-- BEGIN MATERIAL PROVIDED --

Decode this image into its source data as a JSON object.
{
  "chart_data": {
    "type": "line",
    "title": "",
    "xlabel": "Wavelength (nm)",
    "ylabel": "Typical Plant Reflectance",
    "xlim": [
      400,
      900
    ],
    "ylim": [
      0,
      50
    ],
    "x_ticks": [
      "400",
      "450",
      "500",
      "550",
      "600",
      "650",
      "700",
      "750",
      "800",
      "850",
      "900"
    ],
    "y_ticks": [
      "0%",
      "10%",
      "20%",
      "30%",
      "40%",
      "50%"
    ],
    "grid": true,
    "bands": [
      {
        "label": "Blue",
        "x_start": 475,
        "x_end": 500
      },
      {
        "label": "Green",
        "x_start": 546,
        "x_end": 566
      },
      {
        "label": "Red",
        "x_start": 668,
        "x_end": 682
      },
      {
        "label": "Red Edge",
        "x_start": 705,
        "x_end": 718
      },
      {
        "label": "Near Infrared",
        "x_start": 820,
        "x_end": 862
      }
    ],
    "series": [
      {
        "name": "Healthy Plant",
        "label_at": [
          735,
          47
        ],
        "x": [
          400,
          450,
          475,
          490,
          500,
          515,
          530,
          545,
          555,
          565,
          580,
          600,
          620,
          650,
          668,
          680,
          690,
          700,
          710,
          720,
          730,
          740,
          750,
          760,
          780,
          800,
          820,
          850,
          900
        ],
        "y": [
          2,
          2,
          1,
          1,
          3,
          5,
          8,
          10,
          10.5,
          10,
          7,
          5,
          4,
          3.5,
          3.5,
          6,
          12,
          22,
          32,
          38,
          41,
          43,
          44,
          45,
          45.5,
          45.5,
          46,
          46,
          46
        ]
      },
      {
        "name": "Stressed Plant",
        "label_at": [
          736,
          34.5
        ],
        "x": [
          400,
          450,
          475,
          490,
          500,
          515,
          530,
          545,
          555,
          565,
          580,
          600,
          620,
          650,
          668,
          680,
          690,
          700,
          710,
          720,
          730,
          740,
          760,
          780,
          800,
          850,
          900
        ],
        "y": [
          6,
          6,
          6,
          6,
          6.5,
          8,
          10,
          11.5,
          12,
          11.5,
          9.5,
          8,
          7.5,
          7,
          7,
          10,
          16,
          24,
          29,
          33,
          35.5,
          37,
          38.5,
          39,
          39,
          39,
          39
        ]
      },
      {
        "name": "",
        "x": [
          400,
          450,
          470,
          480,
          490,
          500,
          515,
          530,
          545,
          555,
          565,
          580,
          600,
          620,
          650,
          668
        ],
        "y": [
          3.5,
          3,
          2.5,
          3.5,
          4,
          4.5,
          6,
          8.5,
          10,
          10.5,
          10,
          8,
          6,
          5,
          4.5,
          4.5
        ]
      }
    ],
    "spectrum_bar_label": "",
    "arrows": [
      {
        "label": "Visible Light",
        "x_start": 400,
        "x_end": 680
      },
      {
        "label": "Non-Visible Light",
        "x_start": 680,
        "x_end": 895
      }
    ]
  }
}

-- END MATERIAL PROVIDED --

**WHAT NEEDS TO BE DONE**
Exactly as shown above, return every record.

**WRITTEN ANSWER**
Decode this image into its source data as a JSON object.
{
  "chart_data": {
    "type": "line",
    "title": "",
    "xlabel": "Wavelength (nm)",
    "ylabel": "Typical Plant Reflectance",
    "xlim": [
      400,
      900
    ],
    "ylim": [
      0,
      50
    ],
    "x_ticks": [
      "400",
      "450",
      "500",
      "550",
      "600",
      "650",
      "700",
      "750",
      "800",
      "850",
      "900"
    ],
    "y_ticks": [
      "0%",
      "10%",
      "20%",
      "30%",
      "40%",
      "50%"
    ],
    "grid": true,
    "bands": [
      {
        "label": "Blue",
        "x_start": 475,
        "x_end": 500
      },
      {
        "label": "Green",
        "x_start": 546,
        "x_end": 566
      },
      {
        "label": "Red",
        "x_start": 668,
        "x_end": 682
      },
      {
        "label": "Red Edge",
        "x_start": 705,
        "x_end": 718
      },
      {
        "label": "Near Infrared",
        "x_start": 820,
        "x_end": 862
      }
    ],
    "series": [
      {
        "name": "Healthy Plant",
        "label_at": [
          735,
          47
        ],
        "x": [
          400,
          450,
          475,
          490,
          500,
          515,
          530,
          545,
          555,
          565,
          580,
          600,
          620,
          650,
          668,
          680,
          690,
          700,
          710,
          720,
          730,
          740,
          750,
          760,
          780,
          800,
          820,
          850,
          900
        ],
        "y": [
          2,
          2,
          1,
          1,
          3,
          5,
          8,
          10,
          10.5,
          10,
          7,
          5,
          4,
          3.5,
          3.5,
          6,
          12,
          22,
          32,
          38,
          41,
          43,
          44,
          45,
          45.5,
          45.5,
          46,
          46,
          46
        ]
      },
      {
        "name": "Stressed Plant",
        "label_at": [
          736,
          34.5
        ],
        "x": [
          400,
          450,
          475,
          490,
          500,
          515,
          530,
          545,
          555,
          565,
          580,
          600,
          620,
          650,
          668,
          680,
          690,
          700,
          710,
          720,
          730,
          740,
          760,
          780,
          800,
          850,
          900
        ],
        "y": [
          6,
          6,
          6,
          6,
          6.5,
          8,
          10,
          11.5,
          12,
          11.5,
          9.5,
          8,
          7.5,
          7,
          7,
          10,
          16,
          24,
          29,
          33,
          35.5,
          37,
          38.5,
          39,
          39,
          39,
          39
        ]
      },
      {
        "name": "",
        "x": [
          400,
          450,
          470,
          480,
          490,
          500,
          515,
          530,
          545,
          555,
          565,
          580,
          600,
          620,
          650,
          668
        ],
        "y": [
          3.5,
          3,
          2.5,
          3.5,
          4,
          4.5,
          6,
          8.5,
          10,
          10.5,
          10,
          8,
          6,
          5,
          4.5,
          4.5
        ]
      }
    ],
    "spectrum_bar_label": "",
    "arrows": [
      {
        "label": "Visible Light",
        "x_start": 400,
        "x_end": 680
      },
      {
        "label": "Non-Visible Light",
        "x_start": 680,
        "x_end": 895
      }
    ]
  }
}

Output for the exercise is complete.